(Entries from a dataset)
________________
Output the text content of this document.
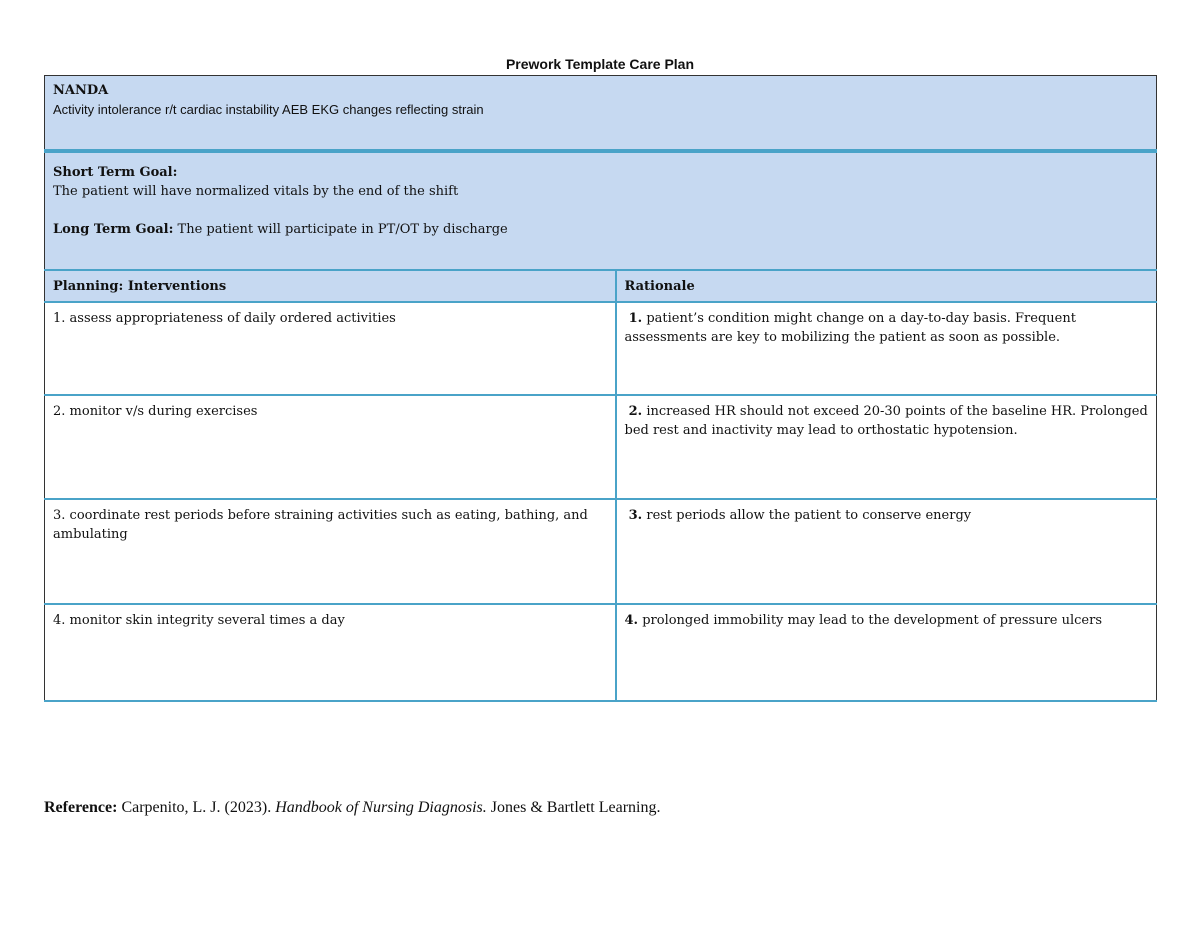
Prework Template Care Plan
NANDA
Activity intolerance r/t cardiac instability AEB EKG changes reflecting strain	

Short Term Goal:
The patient will have normalized vitals by the end of the shift
Long Term Goal: The patient will participate in PT/OT by discharge	

Planning: Interventions	Rationale
1. assess appropriateness of daily ordered activities	1. patient’s condition might change on a day-to-day basis. Frequent assessments are key to mobilizing the patient as soon as possible.
2. monitor v/s during exercises	2. increased HR should not exceed 20-30 points of the baseline HR. Prolonged bed rest and inactivity may lead to orthostatic hypotension.
3. coordinate rest periods before straining activities such as eating, bathing, and ambulating	3. rest periods allow the patient to conserve energy
4. monitor skin integrity several times a day	4. prolonged immobility may lead to the development of pressure ulcers

Reference: Carpenito, L. J. (2023). Handbook of Nursing Diagnosis. Jones & Bartlett Learning.
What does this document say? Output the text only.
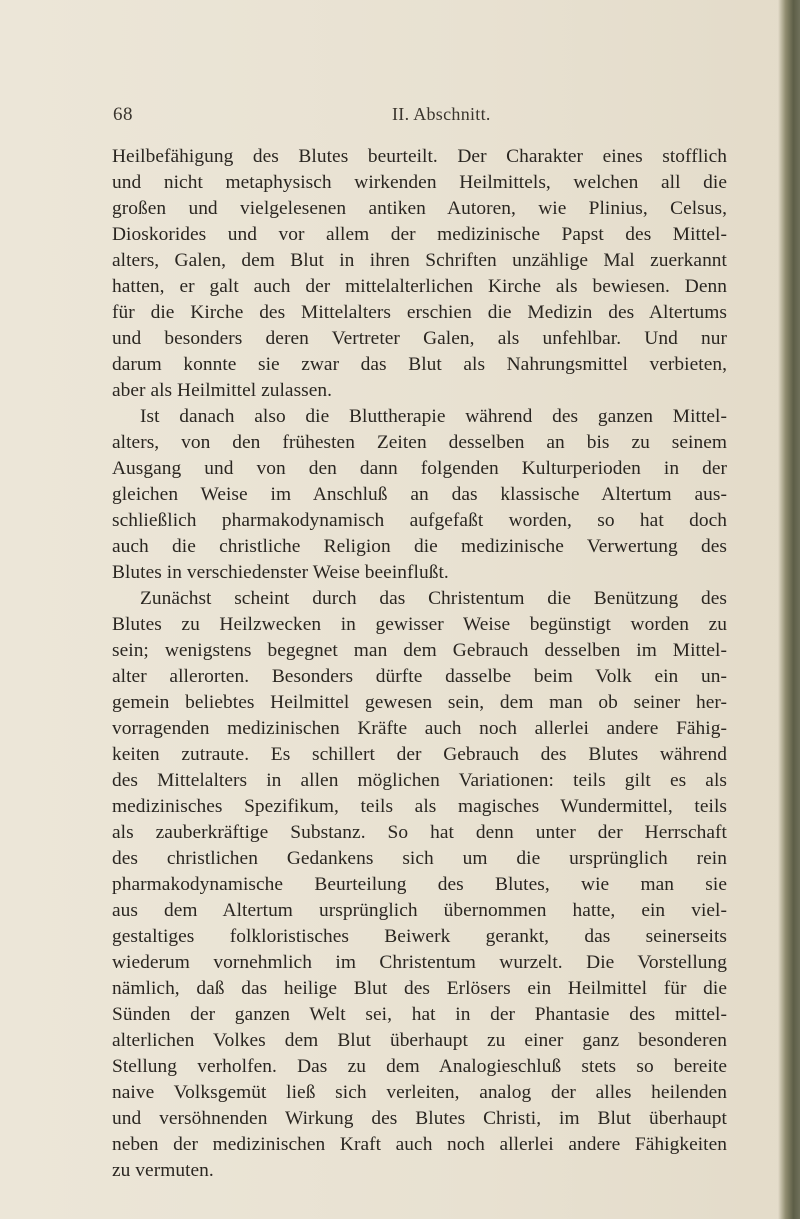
68	II. Abschnitt.
Heilbefähigung des Blutes beurteilt. Der Charakter eines stofflich
und nicht metaphysisch wirkenden Heilmittels, welchen all die
großen und vielgelesenen antiken Autoren, wie Plinius, Celsus,
Dioskorides und vor allem der medizinische Papst des Mittel-
alters, Galen, dem Blut in ihren Schriften unzählige Mal zuerkannt
hatten, er galt auch der mittelalterlichen Kirche als bewiesen. Denn
für die Kirche des Mittelalters erschien die Medizin des Altertums
und besonders deren Vertreter Galen, als unfehlbar. Und nur
darum konnte sie zwar das Blut als Nahrungsmittel verbieten,
aber als Heilmittel zulassen.
Ist danach also die Bluttherapie während des ganzen Mittel-
alters, von den frühesten Zeiten desselben an bis zu seinem
Ausgang und von den dann folgenden Kulturperioden in der
gleichen Weise im Anschluß an das klassische Altertum aus-
schließlich pharmakodynamisch aufgefaßt worden, so hat doch
auch die christliche Religion die medizinische Verwertung des
Blutes in verschiedenster Weise beeinflußt.
Zunächst scheint durch das Christentum die Benützung des
Blutes zu Heilzwecken in gewisser Weise begünstigt worden zu
sein; wenigstens begegnet man dem Gebrauch desselben im Mittel-
alter allerorten. Besonders dürfte dasselbe beim Volk ein un-
gemein beliebtes Heilmittel gewesen sein, dem man ob seiner her-
vorragenden medizinischen Kräfte auch noch allerlei andere Fähig-
keiten zutraute. Es schillert der Gebrauch des Blutes während
des Mittelalters in allen möglichen Variationen: teils gilt es als
medizinisches Spezifikum, teils als magisches Wundermittel, teils
als zauberkräftige Substanz. So hat denn unter der Herrschaft
des christlichen Gedankens sich um die ursprünglich rein
pharmakodynamische Beurteilung des Blutes, wie man sie
aus dem Altertum ursprünglich übernommen hatte, ein viel-
gestaltiges folkloristisches Beiwerk gerankt, das seinerseits
wiederum vornehmlich im Christentum wurzelt. Die Vorstellung
nämlich, daß das heilige Blut des Erlösers ein Heilmittel für die
Sünden der ganzen Welt sei, hat in der Phantasie des mittel-
alterlichen Volkes dem Blut überhaupt zu einer ganz besonderen
Stellung verholfen. Das zu dem Analogieschluß stets so bereite
naive Volksgemüt ließ sich verleiten, analog der alles heilenden
und versöhnenden Wirkung des Blutes Christi, im Blut überhaupt
neben der medizinischen Kraft auch noch allerlei andere Fähigkeiten
zu vermuten.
________________
What the task asks:
Identify and copy lines that hold the string "ursprünglich".

Output of the exercise:
des christlichen Gedankens sich um die ursprünglich rein
aus dem Altertum ursprünglich übernommen hatte, ein viel-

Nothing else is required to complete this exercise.